_Task details_.
Output the material below unchanged, apart from leaving out the pictures.

_Dataset records_.
<<<<

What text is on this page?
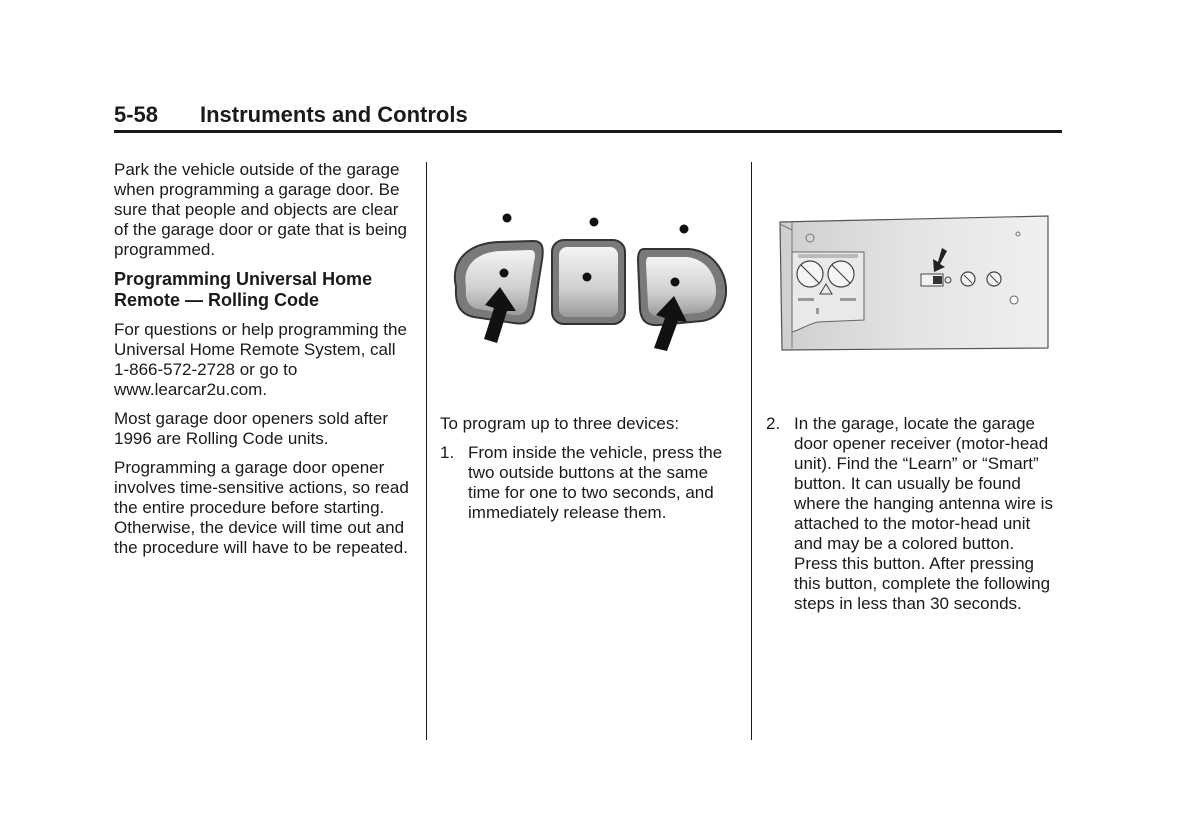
5-58 Instruments and Controls

Park the vehicle outside of the garage when programming a garage door. Be sure that people and objects are clear of the garage door or gate that is being programmed.

Programming Universal Home Remote — Rolling Code

For questions or help programming the Universal Home Remote System, call 1-866-572-2728 or go to www.learcar2u.com.

Most garage door openers sold after 1996 are Rolling Code units.

Programming a garage door opener involves time-sensitive actions, so read the entire procedure before starting. Otherwise, the device will time out and the procedure will have to be repeated.

To program up to three devices:

1. From inside the vehicle, press the two outside buttons at the same time for one to two seconds, and immediately release them.
2. In the garage, locate the garage door opener receiver (motor-head unit). Find the “Learn” or “Smart” button. It can usually be found where the hanging antenna wire is attached to the motor-head unit and may be a colored button. Press this button. After pressing this button, complete the following steps in less than 30 seconds.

>>>>

_Task solution_.
What text is on this page?
5-58 Instruments and Controls

Park the vehicle outside of the garage when programming a garage door. Be sure that people and objects are clear of the garage door or gate that is being programmed.

Programming Universal Home Remote — Rolling Code

For questions or help programming the Universal Home Remote System, call 1-866-572-2728 or go to www.learcar2u.com.

Most garage door openers sold after 1996 are Rolling Code units.

Programming a garage door opener involves time-sensitive actions, so read the entire procedure before starting. Otherwise, the device will time out and the procedure will have to be repeated.

To program up to three devices:

1. From inside the vehicle, press the two outside buttons at the same time for one to two seconds, and immediately release them.
2. In the garage, locate the garage door opener receiver (motor-head unit). Find the “Learn” or “Smart” button. It can usually be found where the hanging antenna wire is attached to the motor-head unit and may be a colored button. Press this button. After pressing this button, complete the following steps in less than 30 seconds.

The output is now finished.